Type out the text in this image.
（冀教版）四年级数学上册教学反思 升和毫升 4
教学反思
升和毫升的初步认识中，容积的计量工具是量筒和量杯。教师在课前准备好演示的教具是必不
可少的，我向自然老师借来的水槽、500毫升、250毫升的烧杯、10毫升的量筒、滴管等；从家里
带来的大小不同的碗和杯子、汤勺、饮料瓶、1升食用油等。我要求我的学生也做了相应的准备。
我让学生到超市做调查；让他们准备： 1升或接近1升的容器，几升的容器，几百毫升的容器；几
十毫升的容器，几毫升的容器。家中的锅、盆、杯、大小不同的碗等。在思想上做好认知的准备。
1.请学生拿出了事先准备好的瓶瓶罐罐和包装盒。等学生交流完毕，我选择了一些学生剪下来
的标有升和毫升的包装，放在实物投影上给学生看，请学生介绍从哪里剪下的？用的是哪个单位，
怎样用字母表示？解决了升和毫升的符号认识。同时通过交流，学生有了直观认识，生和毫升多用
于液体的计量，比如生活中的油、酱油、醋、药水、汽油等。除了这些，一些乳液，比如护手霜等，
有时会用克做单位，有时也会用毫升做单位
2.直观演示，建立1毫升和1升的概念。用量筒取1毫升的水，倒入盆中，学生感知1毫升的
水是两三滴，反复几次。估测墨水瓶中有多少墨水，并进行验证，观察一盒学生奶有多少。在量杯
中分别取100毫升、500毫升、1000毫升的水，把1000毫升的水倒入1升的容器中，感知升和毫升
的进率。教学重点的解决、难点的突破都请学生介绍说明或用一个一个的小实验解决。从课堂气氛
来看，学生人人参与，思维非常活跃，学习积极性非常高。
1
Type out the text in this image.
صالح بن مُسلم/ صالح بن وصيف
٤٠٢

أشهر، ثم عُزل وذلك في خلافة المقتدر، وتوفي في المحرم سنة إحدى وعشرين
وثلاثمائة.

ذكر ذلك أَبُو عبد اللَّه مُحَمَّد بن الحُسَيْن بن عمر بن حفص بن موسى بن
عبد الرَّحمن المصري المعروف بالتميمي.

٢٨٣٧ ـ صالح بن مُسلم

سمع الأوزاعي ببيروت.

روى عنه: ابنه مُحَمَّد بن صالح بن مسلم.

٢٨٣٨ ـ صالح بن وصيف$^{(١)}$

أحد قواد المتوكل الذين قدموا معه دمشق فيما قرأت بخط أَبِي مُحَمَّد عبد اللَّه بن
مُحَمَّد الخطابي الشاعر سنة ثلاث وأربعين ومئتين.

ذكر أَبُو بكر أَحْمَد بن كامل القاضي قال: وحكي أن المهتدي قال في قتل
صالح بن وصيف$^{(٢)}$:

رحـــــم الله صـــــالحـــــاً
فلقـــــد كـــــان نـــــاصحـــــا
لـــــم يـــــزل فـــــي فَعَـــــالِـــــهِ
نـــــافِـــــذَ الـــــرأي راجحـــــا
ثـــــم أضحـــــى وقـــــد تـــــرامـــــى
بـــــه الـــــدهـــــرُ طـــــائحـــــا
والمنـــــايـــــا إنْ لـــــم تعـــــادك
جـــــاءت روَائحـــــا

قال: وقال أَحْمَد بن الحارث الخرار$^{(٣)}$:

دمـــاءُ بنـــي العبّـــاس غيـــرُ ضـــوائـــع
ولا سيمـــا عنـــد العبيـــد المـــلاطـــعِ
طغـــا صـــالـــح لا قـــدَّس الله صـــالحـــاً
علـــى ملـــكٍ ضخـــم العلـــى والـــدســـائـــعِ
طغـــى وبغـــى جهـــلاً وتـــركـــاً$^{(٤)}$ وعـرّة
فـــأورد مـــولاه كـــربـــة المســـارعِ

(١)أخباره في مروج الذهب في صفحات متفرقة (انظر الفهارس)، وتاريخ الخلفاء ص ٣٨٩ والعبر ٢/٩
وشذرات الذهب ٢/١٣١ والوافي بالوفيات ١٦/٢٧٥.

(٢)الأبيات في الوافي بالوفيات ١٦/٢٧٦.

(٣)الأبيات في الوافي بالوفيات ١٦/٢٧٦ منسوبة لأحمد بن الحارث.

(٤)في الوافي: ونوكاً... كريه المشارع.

====

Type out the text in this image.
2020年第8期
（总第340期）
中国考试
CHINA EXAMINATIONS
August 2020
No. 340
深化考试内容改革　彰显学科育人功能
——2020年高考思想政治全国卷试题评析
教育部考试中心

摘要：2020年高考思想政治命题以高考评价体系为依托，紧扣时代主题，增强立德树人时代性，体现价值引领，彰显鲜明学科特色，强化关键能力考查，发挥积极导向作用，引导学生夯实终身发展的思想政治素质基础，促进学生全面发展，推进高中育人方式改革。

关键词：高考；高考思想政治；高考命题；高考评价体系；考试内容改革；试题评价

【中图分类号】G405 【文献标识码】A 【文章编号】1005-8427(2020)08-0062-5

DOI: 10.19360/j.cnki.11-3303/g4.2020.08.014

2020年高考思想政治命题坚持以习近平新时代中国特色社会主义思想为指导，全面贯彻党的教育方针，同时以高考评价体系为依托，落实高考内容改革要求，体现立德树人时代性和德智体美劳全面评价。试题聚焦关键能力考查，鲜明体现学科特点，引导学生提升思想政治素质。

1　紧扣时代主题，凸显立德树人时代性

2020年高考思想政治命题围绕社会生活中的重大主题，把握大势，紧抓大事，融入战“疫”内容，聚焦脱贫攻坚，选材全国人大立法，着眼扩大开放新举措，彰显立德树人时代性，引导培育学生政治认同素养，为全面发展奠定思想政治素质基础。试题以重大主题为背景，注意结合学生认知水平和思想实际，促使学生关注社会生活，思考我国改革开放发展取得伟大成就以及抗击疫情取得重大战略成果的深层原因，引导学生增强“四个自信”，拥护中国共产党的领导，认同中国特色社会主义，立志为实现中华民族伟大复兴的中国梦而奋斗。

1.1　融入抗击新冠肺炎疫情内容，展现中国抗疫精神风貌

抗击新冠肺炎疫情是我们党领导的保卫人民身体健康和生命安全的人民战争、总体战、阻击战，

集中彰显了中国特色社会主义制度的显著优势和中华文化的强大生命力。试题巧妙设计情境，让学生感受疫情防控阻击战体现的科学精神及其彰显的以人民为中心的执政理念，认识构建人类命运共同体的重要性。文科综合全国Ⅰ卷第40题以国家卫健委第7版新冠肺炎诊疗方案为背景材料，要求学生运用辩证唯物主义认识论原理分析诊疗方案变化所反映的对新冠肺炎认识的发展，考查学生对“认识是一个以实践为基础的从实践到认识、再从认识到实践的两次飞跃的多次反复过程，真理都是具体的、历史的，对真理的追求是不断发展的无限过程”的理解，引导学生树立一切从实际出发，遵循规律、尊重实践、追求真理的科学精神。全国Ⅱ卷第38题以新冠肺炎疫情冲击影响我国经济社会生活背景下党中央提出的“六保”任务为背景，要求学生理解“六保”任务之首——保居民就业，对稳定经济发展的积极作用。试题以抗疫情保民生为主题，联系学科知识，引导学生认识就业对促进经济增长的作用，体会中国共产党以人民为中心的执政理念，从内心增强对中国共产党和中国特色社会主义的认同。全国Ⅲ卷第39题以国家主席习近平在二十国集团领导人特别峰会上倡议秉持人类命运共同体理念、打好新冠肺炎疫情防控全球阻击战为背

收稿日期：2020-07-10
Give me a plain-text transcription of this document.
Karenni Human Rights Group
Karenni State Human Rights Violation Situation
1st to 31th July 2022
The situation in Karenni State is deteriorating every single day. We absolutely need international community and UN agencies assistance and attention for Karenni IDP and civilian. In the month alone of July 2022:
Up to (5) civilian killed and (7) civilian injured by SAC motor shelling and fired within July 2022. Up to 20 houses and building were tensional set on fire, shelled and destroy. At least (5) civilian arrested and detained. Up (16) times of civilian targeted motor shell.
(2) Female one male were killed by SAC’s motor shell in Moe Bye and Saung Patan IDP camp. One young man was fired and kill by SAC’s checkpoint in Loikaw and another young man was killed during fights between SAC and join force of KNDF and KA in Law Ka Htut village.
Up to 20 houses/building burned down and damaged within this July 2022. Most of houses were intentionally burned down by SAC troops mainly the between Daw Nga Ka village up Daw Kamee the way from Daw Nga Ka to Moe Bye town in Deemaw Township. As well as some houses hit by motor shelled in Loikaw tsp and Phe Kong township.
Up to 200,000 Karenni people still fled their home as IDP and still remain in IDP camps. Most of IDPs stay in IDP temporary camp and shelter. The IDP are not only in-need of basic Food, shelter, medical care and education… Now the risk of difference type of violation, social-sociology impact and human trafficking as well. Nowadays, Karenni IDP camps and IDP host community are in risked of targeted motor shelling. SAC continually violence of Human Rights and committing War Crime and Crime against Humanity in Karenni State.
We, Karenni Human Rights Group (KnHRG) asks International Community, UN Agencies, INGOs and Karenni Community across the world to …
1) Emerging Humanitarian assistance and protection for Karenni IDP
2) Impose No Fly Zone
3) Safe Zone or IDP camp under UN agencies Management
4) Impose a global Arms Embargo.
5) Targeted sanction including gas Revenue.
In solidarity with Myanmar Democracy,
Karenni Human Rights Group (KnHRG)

====

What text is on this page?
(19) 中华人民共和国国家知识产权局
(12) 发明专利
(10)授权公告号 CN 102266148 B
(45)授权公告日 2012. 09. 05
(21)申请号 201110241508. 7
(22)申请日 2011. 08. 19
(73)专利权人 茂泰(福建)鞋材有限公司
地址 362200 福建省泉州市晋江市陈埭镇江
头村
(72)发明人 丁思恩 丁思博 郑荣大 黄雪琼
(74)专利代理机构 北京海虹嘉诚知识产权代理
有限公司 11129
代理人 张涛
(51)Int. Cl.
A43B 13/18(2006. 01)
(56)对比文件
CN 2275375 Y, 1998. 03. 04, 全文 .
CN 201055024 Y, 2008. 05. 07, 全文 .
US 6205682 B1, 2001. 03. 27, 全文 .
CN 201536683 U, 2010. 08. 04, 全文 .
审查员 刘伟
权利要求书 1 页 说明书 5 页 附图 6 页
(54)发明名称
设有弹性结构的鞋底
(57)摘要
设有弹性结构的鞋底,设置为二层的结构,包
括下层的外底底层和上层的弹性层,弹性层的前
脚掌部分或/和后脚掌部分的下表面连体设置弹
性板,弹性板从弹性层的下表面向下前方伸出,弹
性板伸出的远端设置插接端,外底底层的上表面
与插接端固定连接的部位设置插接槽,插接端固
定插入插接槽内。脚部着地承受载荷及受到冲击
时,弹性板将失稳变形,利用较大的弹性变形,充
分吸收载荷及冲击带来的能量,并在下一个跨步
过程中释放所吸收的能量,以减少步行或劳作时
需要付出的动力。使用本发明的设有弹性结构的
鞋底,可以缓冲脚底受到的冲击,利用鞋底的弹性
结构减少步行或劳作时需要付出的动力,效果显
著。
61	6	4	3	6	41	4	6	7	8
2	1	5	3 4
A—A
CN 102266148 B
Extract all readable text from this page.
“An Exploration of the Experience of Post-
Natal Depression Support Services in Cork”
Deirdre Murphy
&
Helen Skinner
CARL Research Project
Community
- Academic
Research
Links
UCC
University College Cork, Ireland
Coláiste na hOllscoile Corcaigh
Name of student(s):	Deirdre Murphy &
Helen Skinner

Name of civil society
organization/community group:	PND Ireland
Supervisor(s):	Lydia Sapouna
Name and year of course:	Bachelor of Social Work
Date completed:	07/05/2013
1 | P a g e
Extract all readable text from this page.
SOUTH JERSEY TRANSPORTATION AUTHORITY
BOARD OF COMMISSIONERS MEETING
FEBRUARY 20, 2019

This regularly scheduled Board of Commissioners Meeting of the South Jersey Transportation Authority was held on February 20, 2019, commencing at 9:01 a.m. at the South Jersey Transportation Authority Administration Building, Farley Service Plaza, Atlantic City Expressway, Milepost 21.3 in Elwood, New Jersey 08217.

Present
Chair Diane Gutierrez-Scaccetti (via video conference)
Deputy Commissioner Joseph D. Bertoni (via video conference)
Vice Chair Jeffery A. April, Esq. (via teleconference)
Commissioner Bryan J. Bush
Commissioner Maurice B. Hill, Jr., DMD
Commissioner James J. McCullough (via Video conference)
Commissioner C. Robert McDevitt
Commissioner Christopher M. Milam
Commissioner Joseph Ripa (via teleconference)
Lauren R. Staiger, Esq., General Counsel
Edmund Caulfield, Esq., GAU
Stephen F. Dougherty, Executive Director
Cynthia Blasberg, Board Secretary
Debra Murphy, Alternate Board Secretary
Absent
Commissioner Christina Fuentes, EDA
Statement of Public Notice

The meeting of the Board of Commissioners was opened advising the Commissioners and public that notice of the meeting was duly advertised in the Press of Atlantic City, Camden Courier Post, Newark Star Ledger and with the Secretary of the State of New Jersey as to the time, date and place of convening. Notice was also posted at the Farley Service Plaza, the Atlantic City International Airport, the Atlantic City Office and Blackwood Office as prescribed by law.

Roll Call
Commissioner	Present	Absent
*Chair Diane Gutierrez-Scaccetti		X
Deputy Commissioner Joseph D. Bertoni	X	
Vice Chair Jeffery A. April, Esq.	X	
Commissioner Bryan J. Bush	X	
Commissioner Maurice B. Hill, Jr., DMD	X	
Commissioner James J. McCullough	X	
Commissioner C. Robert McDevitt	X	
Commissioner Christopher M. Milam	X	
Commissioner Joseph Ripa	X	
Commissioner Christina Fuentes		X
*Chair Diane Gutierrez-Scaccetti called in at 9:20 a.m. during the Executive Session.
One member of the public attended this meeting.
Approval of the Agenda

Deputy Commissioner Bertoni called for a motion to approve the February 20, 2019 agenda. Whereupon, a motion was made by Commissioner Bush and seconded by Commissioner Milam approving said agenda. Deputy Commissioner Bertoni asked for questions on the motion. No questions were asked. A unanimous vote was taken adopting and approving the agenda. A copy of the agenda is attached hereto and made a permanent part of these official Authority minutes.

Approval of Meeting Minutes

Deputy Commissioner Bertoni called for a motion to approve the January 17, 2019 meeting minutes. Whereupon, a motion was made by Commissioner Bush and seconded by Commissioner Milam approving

====

> **Given request**
Show, from the listing above, each line that contains the word "Bertoni".

> **Solution for this exercise**
Deputy Commissioner Joseph D. Bertoni (via video conference)
Deputy Commissioner Joseph D. Bertoni	X	
Deputy Commissioner Bertoni called for a motion to approve the February 20, 2019 agenda. Whereupon, a motion was made by Commissioner Bush and seconded by Commissioner Milam approving said agenda. Deputy Commissioner Bertoni asked for questions on the motion. No questions were asked. A unanimous vote was taken adopting and approving the agenda. A copy of the agenda is attached hereto and made a permanent part of these official Authority minutes.
Deputy Commissioner Bertoni called for a motion to approve the January 17, 2019 meeting minutes. Whereupon, a motion was made by Commissioner Bush and seconded by Commissioner Milam approving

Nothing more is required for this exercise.